[SHORT EXERCISE] Can you write out the whole listing exactly?

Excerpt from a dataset
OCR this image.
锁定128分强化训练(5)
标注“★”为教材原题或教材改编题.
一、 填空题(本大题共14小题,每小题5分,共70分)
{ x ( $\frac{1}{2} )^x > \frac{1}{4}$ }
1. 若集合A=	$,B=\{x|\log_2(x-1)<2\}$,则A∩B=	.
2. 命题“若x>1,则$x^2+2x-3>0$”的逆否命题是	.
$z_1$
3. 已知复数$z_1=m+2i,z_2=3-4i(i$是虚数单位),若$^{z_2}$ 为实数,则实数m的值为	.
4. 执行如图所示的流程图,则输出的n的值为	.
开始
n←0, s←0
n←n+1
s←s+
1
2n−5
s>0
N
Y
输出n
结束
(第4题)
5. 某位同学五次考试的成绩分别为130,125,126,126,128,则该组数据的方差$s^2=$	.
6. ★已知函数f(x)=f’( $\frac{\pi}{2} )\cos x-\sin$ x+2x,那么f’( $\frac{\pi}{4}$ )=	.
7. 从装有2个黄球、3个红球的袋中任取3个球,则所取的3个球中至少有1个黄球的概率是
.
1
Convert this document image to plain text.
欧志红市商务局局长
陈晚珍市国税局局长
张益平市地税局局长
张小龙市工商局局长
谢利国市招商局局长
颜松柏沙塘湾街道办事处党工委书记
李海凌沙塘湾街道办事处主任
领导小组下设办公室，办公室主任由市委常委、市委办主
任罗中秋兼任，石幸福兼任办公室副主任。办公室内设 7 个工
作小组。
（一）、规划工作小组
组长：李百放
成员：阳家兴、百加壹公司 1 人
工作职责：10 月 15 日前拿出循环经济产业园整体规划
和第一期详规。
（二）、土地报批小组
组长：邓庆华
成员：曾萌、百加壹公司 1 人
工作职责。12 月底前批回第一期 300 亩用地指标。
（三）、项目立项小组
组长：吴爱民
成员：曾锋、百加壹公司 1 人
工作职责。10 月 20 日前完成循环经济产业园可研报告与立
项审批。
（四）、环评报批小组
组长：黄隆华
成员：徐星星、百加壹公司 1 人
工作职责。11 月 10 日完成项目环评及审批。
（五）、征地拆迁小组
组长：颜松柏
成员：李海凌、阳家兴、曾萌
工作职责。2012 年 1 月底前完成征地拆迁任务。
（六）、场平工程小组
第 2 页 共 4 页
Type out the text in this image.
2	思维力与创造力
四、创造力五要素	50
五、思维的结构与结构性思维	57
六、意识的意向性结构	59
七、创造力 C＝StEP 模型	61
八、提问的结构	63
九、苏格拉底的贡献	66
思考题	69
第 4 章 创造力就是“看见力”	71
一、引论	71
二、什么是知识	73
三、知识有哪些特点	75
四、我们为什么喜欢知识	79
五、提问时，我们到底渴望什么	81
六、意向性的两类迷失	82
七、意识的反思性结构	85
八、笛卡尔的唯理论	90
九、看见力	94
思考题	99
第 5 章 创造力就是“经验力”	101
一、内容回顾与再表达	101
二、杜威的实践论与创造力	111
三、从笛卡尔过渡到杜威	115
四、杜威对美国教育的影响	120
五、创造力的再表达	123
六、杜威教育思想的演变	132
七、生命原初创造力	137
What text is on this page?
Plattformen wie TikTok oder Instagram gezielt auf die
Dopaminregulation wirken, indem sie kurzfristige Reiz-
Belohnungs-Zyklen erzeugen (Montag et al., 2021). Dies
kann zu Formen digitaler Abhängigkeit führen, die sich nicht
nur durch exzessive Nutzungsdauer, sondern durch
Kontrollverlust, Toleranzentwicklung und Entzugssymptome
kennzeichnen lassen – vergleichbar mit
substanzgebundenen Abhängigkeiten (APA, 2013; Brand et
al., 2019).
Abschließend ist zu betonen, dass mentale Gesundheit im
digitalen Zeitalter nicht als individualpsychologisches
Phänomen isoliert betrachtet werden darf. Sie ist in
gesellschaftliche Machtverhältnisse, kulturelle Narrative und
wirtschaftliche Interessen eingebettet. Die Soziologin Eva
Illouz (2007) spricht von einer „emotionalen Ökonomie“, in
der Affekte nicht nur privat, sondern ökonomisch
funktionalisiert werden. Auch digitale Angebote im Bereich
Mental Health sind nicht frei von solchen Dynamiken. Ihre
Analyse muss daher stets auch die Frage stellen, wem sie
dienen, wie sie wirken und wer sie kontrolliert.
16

[WRITTEN SOLUTION]
OCR this image.
锁定128分强化训练(5)
标注“★”为教材原题或教材改编题.
一、 填空题(本大题共14小题,每小题5分,共70分)
{ x ( $\frac{1}{2} )^x > \frac{1}{4}$ }
1. 若集合A=	$,B=\{x|\log_2(x-1)<2\}$,则A∩B=	.
2. 命题“若x>1,则$x^2+2x-3>0$”的逆否命题是	.
$z_1$
3. 已知复数$z_1=m+2i,z_2=3-4i(i$是虚数单位),若$^{z_2}$ 为实数,则实数m的值为	.
4. 执行如图所示的流程图,则输出的n的值为	.
开始
n←0, s←0
n←n+1
s←s+
1
2n−5
s>0
N
Y
输出n
结束
(第4题)
5. 某位同学五次考试的成绩分别为130,125,126,126,128,则该组数据的方差$s^2=$	.
6. ★已知函数f(x)=f’( $\frac{\pi}{2} )\cos x-\sin$ x+2x,那么f’( $\frac{\pi}{4}$ )=	.
7. 从装有2个黄球、3个红球的袋中任取3个球,则所取的3个球中至少有1个黄球的概率是
.
1
Convert this document image to plain text.
欧志红市商务局局长
陈晚珍市国税局局长
张益平市地税局局长
张小龙市工商局局长
谢利国市招商局局长
颜松柏沙塘湾街道办事处党工委书记
李海凌沙塘湾街道办事处主任
领导小组下设办公室，办公室主任由市委常委、市委办主
任罗中秋兼任，石幸福兼任办公室副主任。办公室内设 7 个工
作小组。
（一）、规划工作小组
组长：李百放
成员：阳家兴、百加壹公司 1 人
工作职责：10 月 15 日前拿出循环经济产业园整体规划
和第一期详规。
（二）、土地报批小组
组长：邓庆华
成员：曾萌、百加壹公司 1 人
工作职责。12 月底前批回第一期 300 亩用地指标。
（三）、项目立项小组
组长：吴爱民
成员：曾锋、百加壹公司 1 人
工作职责。10 月 20 日前完成循环经济产业园可研报告与立
项审批。
（四）、环评报批小组
组长：黄隆华
成员：徐星星、百加壹公司 1 人
工作职责。11 月 10 日完成项目环评及审批。
（五）、征地拆迁小组
组长：颜松柏
成员：李海凌、阳家兴、曾萌
工作职责。2012 年 1 月底前完成征地拆迁任务。
（六）、场平工程小组
第 2 页 共 4 页
Type out the text in this image.
2	思维力与创造力
四、创造力五要素	50
五、思维的结构与结构性思维	57
六、意识的意向性结构	59
七、创造力 C＝StEP 模型	61
八、提问的结构	63
九、苏格拉底的贡献	66
思考题	69
第 4 章 创造力就是“看见力”	71
一、引论	71
二、什么是知识	73
三、知识有哪些特点	75
四、我们为什么喜欢知识	79
五、提问时，我们到底渴望什么	81
六、意向性的两类迷失	82
七、意识的反思性结构	85
八、笛卡尔的唯理论	90
九、看见力	94
思考题	99
第 5 章 创造力就是“经验力”	101
一、内容回顾与再表达	101
二、杜威的实践论与创造力	111
三、从笛卡尔过渡到杜威	115
四、杜威对美国教育的影响	120
五、创造力的再表达	123
六、杜威教育思想的演变	132
七、生命原初创造力	137
What text is on this page?
Plattformen wie TikTok oder Instagram gezielt auf die
Dopaminregulation wirken, indem sie kurzfristige Reiz-
Belohnungs-Zyklen erzeugen (Montag et al., 2021). Dies
kann zu Formen digitaler Abhängigkeit führen, die sich nicht
nur durch exzessive Nutzungsdauer, sondern durch
Kontrollverlust, Toleranzentwicklung und Entzugssymptome
kennzeichnen lassen – vergleichbar mit
substanzgebundenen Abhängigkeiten (APA, 2013; Brand et
al., 2019).
Abschließend ist zu betonen, dass mentale Gesundheit im
digitalen Zeitalter nicht als individualpsychologisches
Phänomen isoliert betrachtet werden darf. Sie ist in
gesellschaftliche Machtverhältnisse, kulturelle Narrative und
wirtschaftliche Interessen eingebettet. Die Soziologin Eva
Illouz (2007) spricht von einer „emotionalen Ökonomie“, in
der Affekte nicht nur privat, sondern ökonomisch
funktionalisiert werden. Auch digitale Angebote im Bereich
Mental Health sind nicht frei von solchen Dynamiken. Ihre
Analyse muss daher stets auch die Frage stellen, wem sie
dienen, wie sie wirken und wer sie kontrolliert.
16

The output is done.